THE EXERCISE: Give the data again exactly as written, skipping any pictures.

[Figure record extracts]
═══

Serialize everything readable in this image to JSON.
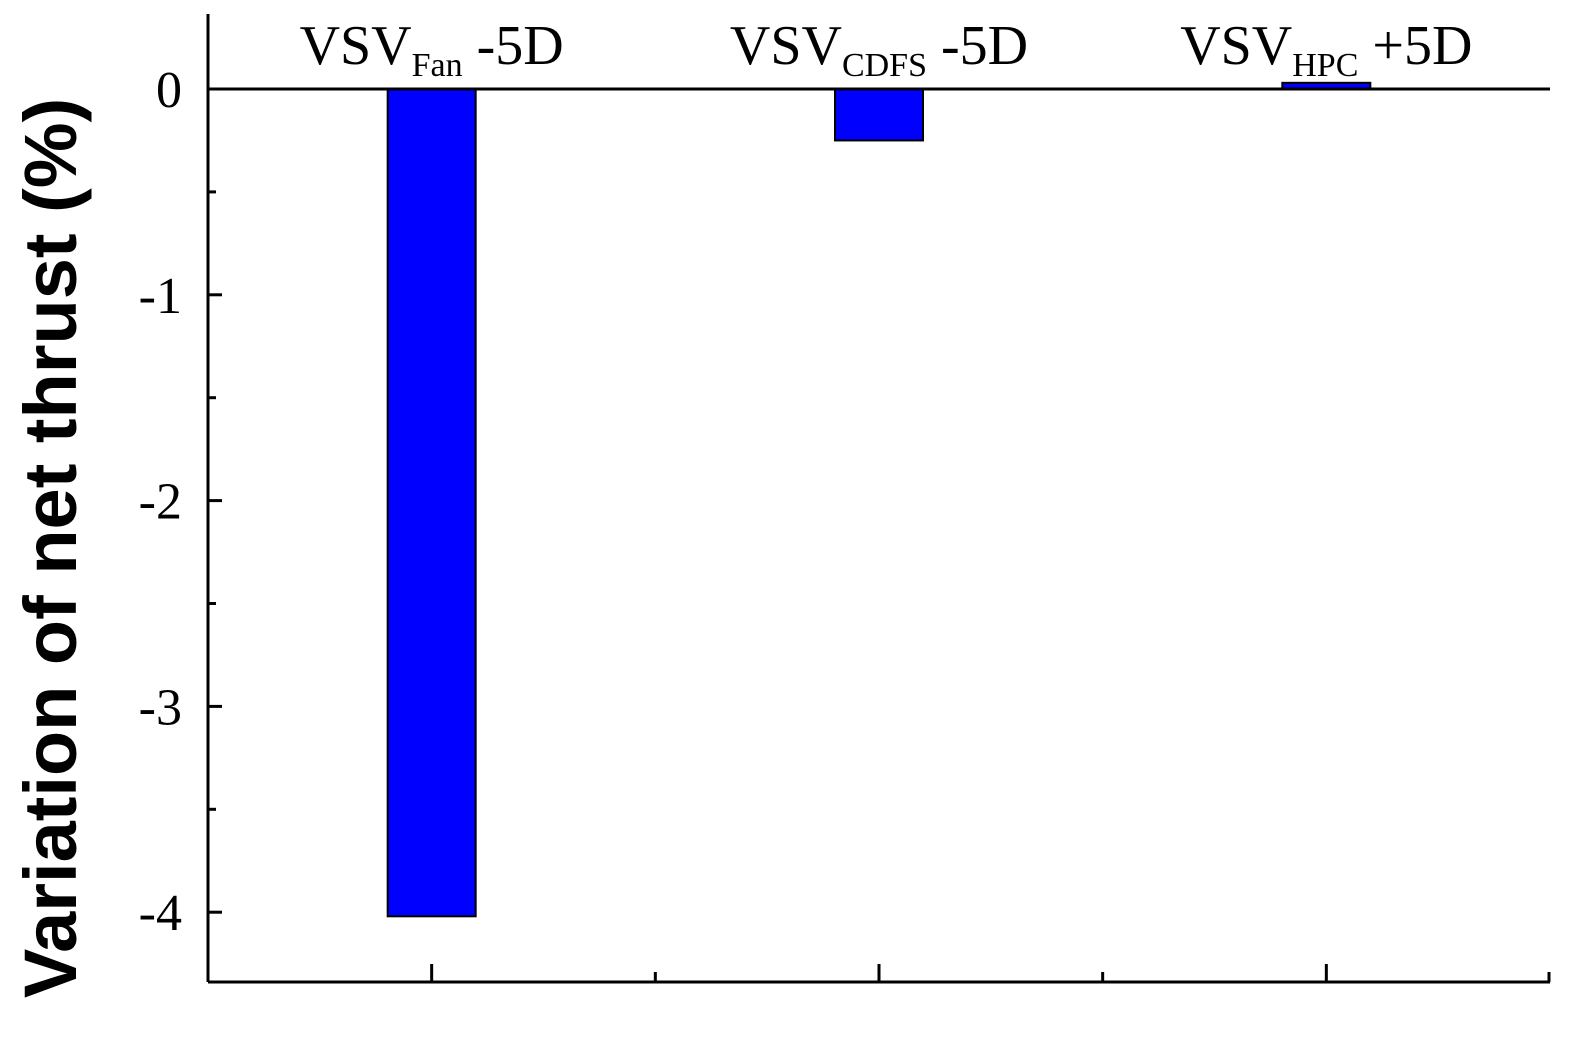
{
  "chart_data": {
    "type": "bar",
    "categories": [
      {
        "main": "VSV",
        "sub": "Fan",
        "suffix": " -5D"
      },
      {
        "main": "VSV",
        "sub": "CDFS",
        "suffix": " -5D"
      },
      {
        "main": "VSV",
        "sub": "HPC",
        "suffix": " +5D"
      }
    ],
    "values": [
      -4.02,
      -0.25,
      0.03
    ],
    "title": "",
    "xlabel": "",
    "ylabel": "Variation of net thrust (%)",
    "ylim": [
      -4.35,
      0.37
    ],
    "yticks": [
      0,
      -1,
      -2,
      -3,
      -4
    ],
    "ytick_labels": [
      "0",
      "-1",
      "-2",
      "-3",
      "-4"
    ],
    "grid": false,
    "legend": "none",
    "colors": {
      "bar_fill": "#0000ff",
      "bar_stroke": "#000000",
      "axis": "#000000"
    }
  }
}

═══

SOLUTION FOR THIS TASK:
Serialize everything readable in this image to JSON.
{
  "chart_data": {
    "type": "bar",
    "categories": [
      {
        "main": "VSV",
        "sub": "Fan",
        "suffix": " -5D"
      },
      {
        "main": "VSV",
        "sub": "CDFS",
        "suffix": " -5D"
      },
      {
        "main": "VSV",
        "sub": "HPC",
        "suffix": " +5D"
      }
    ],
    "values": [
      -4.02,
      -0.25,
      0.03
    ],
    "title": "",
    "xlabel": "",
    "ylabel": "Variation of net thrust (%)",
    "ylim": [
      -4.35,
      0.37
    ],
    "yticks": [
      0,
      -1,
      -2,
      -3,
      -4
    ],
    "ytick_labels": [
      "0",
      "-1",
      "-2",
      "-3",
      "-4"
    ],
    "grid": false,
    "legend": "none",
    "colors": {
      "bar_fill": "#0000ff",
      "bar_stroke": "#000000",
      "axis": "#000000"
    }
  }
}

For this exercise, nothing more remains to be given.